What to produce:
Wherever the string "dialog" occurs in a line of these records, report that line.

Data provided:
** BEGIN **

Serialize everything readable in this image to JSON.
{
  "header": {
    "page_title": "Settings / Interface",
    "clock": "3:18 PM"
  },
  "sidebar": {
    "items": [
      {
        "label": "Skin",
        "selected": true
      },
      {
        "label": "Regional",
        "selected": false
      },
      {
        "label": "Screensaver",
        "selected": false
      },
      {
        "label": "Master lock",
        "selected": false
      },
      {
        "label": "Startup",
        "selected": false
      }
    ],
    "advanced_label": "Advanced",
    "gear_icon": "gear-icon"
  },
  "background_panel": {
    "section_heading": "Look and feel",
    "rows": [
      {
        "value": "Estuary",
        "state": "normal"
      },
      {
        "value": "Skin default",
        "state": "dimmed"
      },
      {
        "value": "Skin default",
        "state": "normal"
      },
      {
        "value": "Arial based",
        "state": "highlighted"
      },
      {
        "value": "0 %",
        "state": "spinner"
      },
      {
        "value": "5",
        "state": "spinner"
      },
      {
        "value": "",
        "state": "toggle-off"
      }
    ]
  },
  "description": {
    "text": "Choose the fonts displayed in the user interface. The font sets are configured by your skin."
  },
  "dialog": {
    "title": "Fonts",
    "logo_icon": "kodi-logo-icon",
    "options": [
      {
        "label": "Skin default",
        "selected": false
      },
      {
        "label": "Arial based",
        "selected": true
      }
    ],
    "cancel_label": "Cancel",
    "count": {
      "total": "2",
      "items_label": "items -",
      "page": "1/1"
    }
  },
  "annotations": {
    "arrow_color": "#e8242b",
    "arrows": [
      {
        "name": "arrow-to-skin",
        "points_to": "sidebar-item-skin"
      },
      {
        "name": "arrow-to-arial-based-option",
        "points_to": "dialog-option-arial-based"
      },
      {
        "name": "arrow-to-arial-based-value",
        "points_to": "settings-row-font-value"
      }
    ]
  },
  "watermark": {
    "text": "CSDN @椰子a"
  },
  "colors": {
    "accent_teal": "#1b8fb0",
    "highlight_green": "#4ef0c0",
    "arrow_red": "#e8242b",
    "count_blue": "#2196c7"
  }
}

** END **

Problem solution:
  "dialog": {
        "points_to": "dialog-option-arial-based"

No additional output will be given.